> [GIVEN INSTRUCTION A]: In the records below, copy out every line from the one containing "scatter-point bbox=[160, 1270, 255, 1365]" through the one containing "data-points bbox=[160, 110, 2046, 1365]", both included, word for word.

········

While it is true that local dockers and seaman hit the headlines by leading strike action, nobody pointed out that the dockers of London and Southampton benefited from the subsequent improvement in pay and conditions. Instead, the perception of truculent Merseysiders continued to grow.
Industry after industry left the area, mainly because after the British entry into the EC the Western seaboard was superfluous, as the bulk of cargo traffic was between Europe and the South Coast. However, the fact that in the space of ten years Merseyside lost the likes of Dunlop, Tate and Lyle* Kraft foods, and saw the erosion of its shipbuilding industry, itself part of a world wide trend, only heightened the sense that Merseysiders were work-shy and antagonistic toward employers.

········

> [GIVEN INSTRUCTION B]: According to the passage on Merseyside, what was the main reason industry after industry left the area?

> [DATA ROWS]:
········

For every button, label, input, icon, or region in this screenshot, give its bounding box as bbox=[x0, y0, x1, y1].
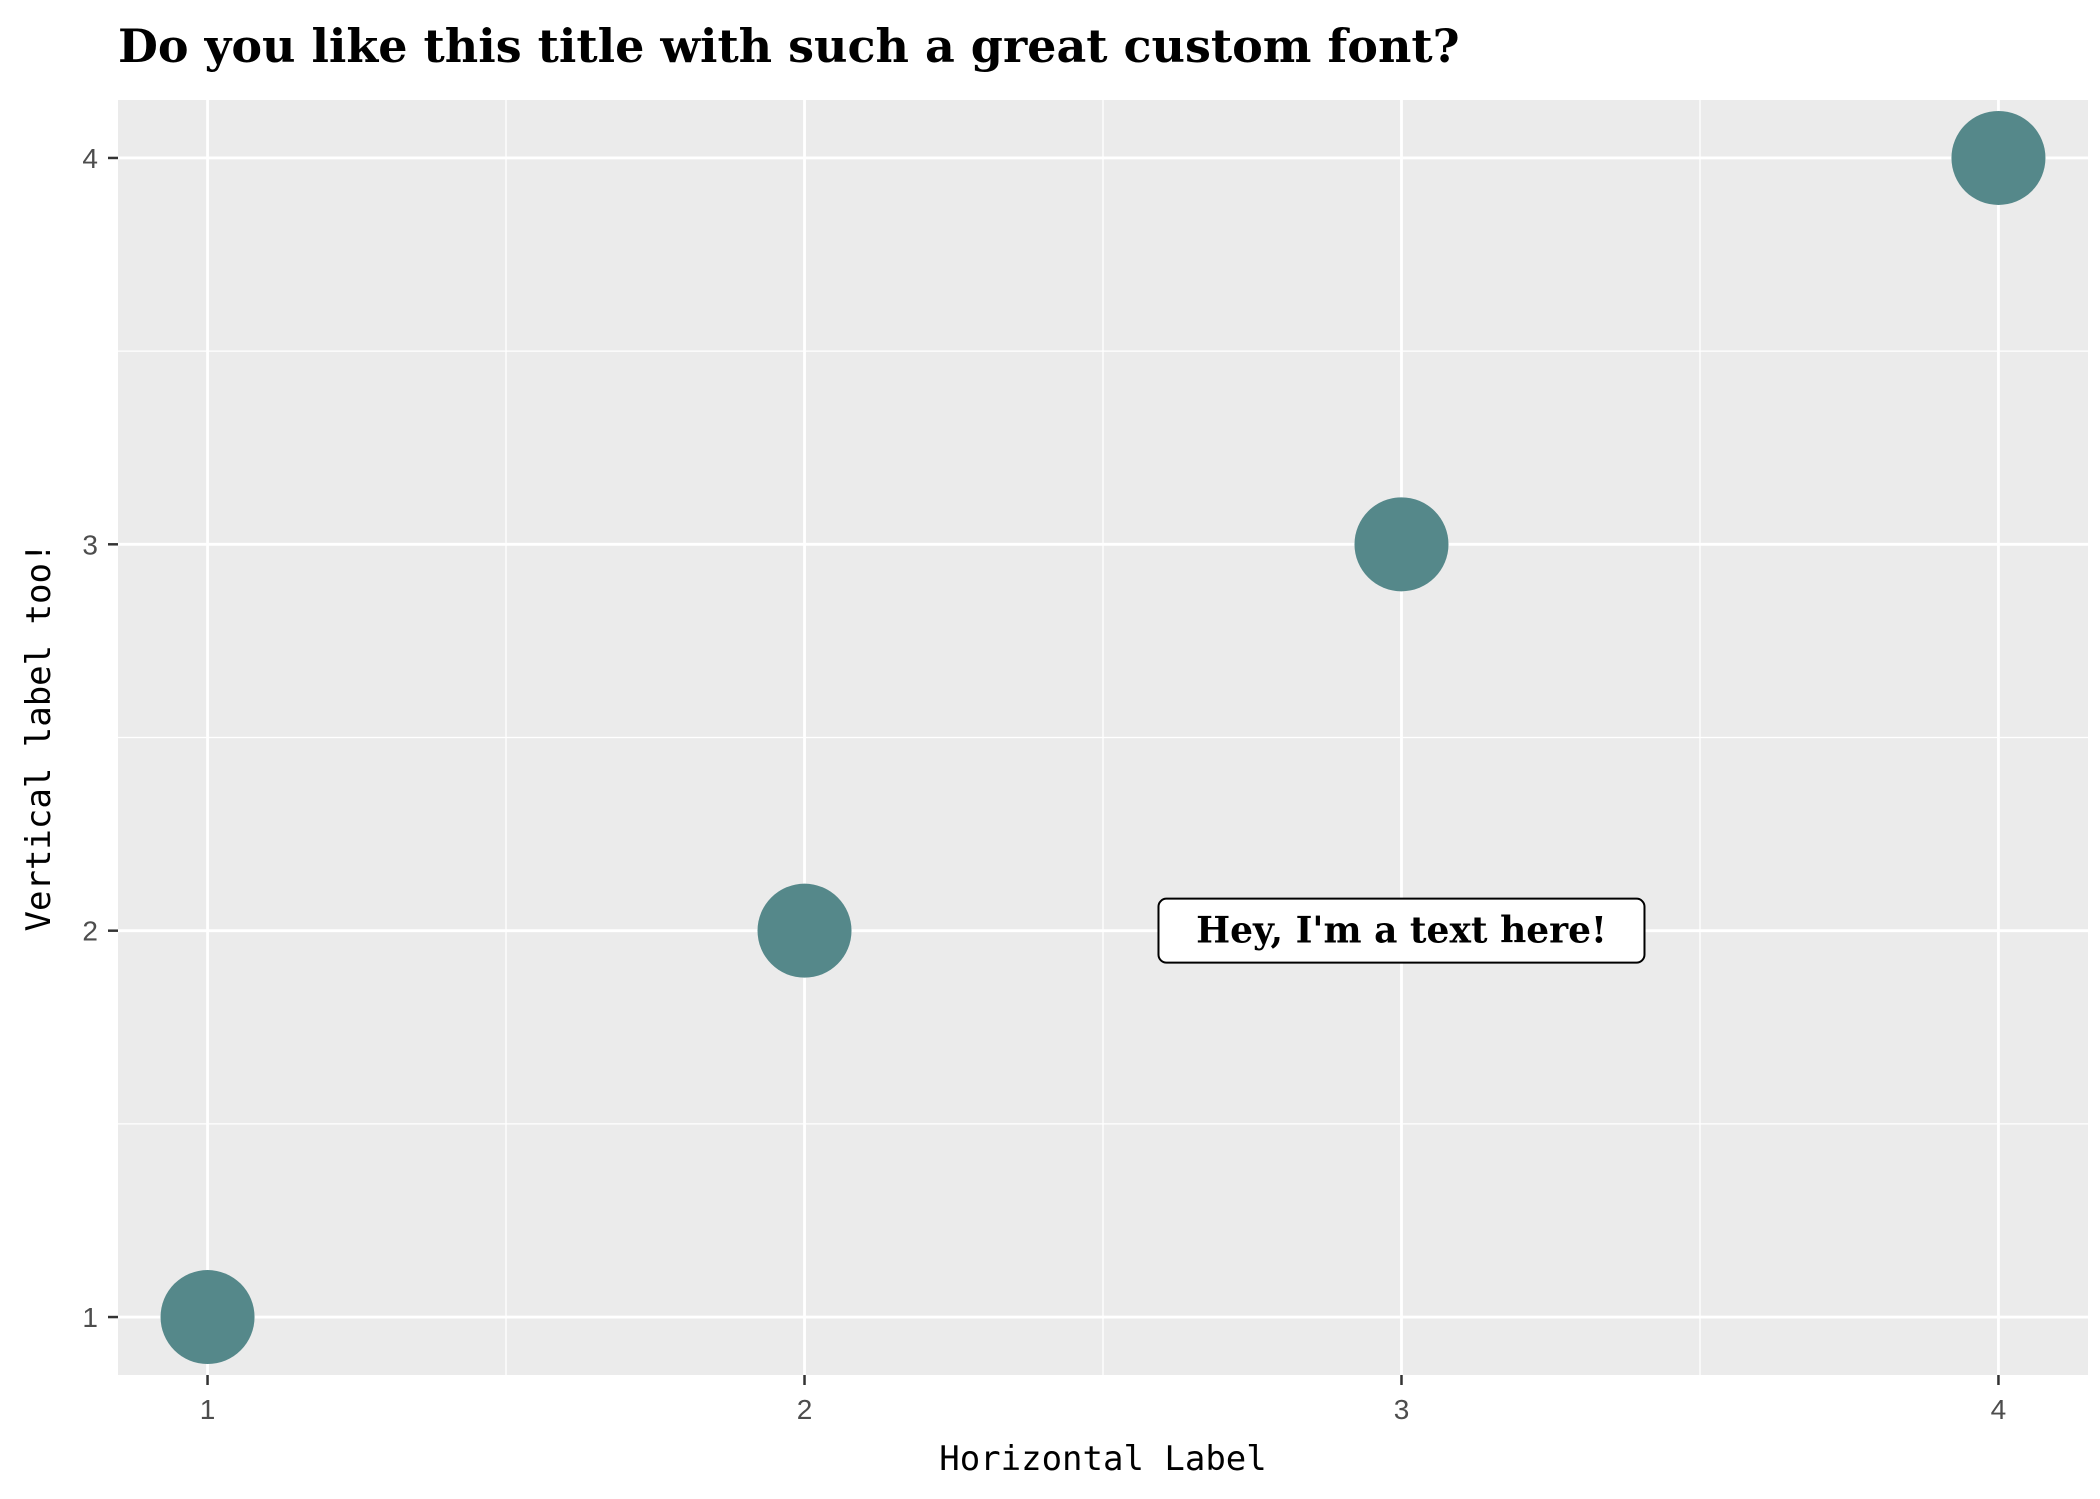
scatter-point bbox=[160, 1270, 255, 1365]
scatter-point bbox=[1354, 497, 1449, 592]
annotation: Hey, I'm a text here! bbox=[1157, 897, 1646, 964]
x-tick-label: 4 bbox=[1991, 1394, 2007, 1425]
scatter-point bbox=[757, 883, 852, 978]
y-tick-label: 3 bbox=[82, 529, 98, 560]
y-tick-label: 1 bbox=[82, 1302, 98, 1333]
scatter-point bbox=[1951, 110, 2046, 205]
grid-lines bbox=[118, 100, 2088, 1375]
x-tick-label: 2 bbox=[797, 1394, 813, 1425]
chart-title: Do you like this title with such a great… bbox=[118, 19, 1460, 73]
annotation-label: Hey, I'm a text here! bbox=[1196, 910, 1607, 952]
x-tick-label: 1 bbox=[200, 1394, 216, 1425]
annotation-box bbox=[1157, 897, 1646, 964]
data-points bbox=[160, 110, 2046, 1365]
y-tick-label: 2 bbox=[82, 916, 98, 947]
y-axis-title: Vertical label too! bbox=[19, 543, 59, 932]
axes: 1 2 3 4 1 2 3 4 bbox=[82, 143, 2006, 1425]
x-tick-label: 3 bbox=[1394, 1394, 1410, 1425]
x-axis-title: Horizontal Label bbox=[939, 1439, 1267, 1479]
y-tick-label: 4 bbox=[82, 143, 98, 174]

········

> [CORRECT RESULT A]:
scatter-point bbox=[160, 1270, 255, 1365]
scatter-point bbox=[1354, 497, 1449, 592]
annotation: Hey, I'm a text here! bbox=[1157, 897, 1646, 964]
x-tick-label: 4 bbox=[1991, 1394, 2007, 1425]
scatter-point bbox=[757, 883, 852, 978]
y-tick-label: 3 bbox=[82, 529, 98, 560]
y-tick-label: 1 bbox=[82, 1302, 98, 1333]
scatter-point bbox=[1951, 110, 2046, 205]
grid-lines bbox=[118, 100, 2088, 1375]
x-tick-label: 2 bbox=[797, 1394, 813, 1425]
chart-title: Do you like this title with such a great… bbox=[118, 19, 1460, 73]
annotation-label: Hey, I'm a text here! bbox=[1196, 910, 1607, 952]
x-tick-label: 1 bbox=[200, 1394, 216, 1425]
annotation-box bbox=[1157, 897, 1646, 964]
data-points bbox=[160, 110, 2046, 1365]

> [CORRECT RESULT B]: After British entry into the EC, the Western seaboard was superfluous, as the bulk of cargo traffic was between Europe and the South Coast.